▶ [Dataset rows]:
▬▬▬▬▬▬▬▬▬▬

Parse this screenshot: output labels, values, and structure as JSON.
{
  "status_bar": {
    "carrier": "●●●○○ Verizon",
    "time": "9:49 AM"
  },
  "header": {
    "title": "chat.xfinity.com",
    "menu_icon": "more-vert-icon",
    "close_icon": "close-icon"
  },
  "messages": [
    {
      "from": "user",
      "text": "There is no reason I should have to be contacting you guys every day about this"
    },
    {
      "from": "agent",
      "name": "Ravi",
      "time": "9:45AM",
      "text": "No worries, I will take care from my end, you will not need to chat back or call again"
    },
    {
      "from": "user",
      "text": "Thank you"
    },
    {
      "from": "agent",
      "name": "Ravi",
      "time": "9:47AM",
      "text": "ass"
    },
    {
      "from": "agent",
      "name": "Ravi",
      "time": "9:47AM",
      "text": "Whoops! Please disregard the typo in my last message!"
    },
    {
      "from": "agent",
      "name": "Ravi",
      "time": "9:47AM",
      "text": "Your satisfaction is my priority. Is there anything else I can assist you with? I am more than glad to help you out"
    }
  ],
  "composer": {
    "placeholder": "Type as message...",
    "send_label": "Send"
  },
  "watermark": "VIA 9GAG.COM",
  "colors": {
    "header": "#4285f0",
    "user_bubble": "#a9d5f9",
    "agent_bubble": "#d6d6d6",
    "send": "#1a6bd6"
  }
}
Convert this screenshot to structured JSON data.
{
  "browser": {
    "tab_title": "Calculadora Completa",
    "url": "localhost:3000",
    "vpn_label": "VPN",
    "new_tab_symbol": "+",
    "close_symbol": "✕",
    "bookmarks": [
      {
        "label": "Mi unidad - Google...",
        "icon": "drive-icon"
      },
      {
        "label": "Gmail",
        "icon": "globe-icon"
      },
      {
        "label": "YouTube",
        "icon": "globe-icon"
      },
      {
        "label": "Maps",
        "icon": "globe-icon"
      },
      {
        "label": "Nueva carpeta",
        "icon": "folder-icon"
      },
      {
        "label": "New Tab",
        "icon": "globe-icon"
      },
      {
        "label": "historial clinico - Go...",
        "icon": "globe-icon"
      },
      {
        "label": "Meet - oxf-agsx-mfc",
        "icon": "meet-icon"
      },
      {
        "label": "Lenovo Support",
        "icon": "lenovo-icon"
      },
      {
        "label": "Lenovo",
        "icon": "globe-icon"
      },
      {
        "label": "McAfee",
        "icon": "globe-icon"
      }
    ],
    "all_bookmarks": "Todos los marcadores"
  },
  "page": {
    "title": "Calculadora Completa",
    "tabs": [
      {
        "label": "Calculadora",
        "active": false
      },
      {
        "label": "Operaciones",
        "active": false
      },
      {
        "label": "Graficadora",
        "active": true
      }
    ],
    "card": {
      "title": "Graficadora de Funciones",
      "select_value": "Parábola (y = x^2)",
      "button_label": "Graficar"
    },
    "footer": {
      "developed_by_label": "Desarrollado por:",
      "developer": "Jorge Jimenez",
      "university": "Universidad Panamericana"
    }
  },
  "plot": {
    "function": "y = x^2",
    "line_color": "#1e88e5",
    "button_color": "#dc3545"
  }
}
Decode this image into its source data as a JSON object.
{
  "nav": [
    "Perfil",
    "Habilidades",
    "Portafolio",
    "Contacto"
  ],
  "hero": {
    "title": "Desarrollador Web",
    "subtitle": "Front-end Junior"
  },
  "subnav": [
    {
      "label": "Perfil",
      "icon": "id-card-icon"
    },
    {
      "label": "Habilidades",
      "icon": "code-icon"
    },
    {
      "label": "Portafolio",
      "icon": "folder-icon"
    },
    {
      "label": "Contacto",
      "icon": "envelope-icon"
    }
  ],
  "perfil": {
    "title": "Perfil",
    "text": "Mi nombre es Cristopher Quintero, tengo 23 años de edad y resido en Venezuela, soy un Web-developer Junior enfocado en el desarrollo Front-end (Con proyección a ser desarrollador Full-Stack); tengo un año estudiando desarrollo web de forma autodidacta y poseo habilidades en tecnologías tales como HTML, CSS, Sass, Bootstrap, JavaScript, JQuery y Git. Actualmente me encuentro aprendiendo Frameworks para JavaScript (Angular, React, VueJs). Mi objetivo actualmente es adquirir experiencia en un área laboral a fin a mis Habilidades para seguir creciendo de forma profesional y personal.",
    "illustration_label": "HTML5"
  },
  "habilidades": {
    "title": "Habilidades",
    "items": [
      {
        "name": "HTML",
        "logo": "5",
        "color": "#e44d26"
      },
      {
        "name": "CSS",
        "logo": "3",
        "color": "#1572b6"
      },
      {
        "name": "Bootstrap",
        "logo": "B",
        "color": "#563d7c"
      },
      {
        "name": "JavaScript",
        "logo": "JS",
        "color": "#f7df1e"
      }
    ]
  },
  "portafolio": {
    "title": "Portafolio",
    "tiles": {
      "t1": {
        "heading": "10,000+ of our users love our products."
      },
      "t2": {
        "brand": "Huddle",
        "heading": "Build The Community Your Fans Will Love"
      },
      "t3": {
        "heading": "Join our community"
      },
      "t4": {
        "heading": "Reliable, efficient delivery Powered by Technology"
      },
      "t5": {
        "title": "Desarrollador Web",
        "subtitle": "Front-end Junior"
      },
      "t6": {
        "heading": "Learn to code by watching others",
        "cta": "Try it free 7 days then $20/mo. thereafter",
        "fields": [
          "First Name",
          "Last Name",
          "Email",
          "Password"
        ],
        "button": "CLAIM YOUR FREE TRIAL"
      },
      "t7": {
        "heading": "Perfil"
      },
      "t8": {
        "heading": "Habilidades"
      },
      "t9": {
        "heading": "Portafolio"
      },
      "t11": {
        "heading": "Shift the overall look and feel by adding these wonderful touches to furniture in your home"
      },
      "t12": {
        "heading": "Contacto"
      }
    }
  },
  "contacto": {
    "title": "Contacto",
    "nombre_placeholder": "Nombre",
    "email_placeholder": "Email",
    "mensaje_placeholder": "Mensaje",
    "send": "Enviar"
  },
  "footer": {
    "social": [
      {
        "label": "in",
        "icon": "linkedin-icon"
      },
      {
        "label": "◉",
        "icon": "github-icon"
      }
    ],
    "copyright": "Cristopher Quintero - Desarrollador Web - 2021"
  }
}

▬▬▬▬▬▬▬▬▬▬

▶ [Written request]: Find every line above that contains the word "Front", and return each one.

▶ [Answer for this exercise]:
    "subtitle": "Front-end Junior"
    "text": "Mi nombre es Cristopher Quintero, tengo 23 años de edad y resido en Venezuela, soy un Web-developer Junior enfocado en el desarrollo Front-end (Con proyección a ser desarrollador Full-Stack); tengo un año estudiando desarrollo web de forma autodidacta y poseo habilidades en tecnologías tales como HTML, CSS, Sass, Bootstrap, JavaScript, JQuery y Git. Actualmente me encuentro aprendiendo Frameworks para JavaScript (Angular, React, VueJs). Mi objetivo actualmente es adquirir experiencia en un área laboral a fin a mis Habilidades para seguir creciendo de forma profesional y personal.",
        "subtitle": "Front-end Junior"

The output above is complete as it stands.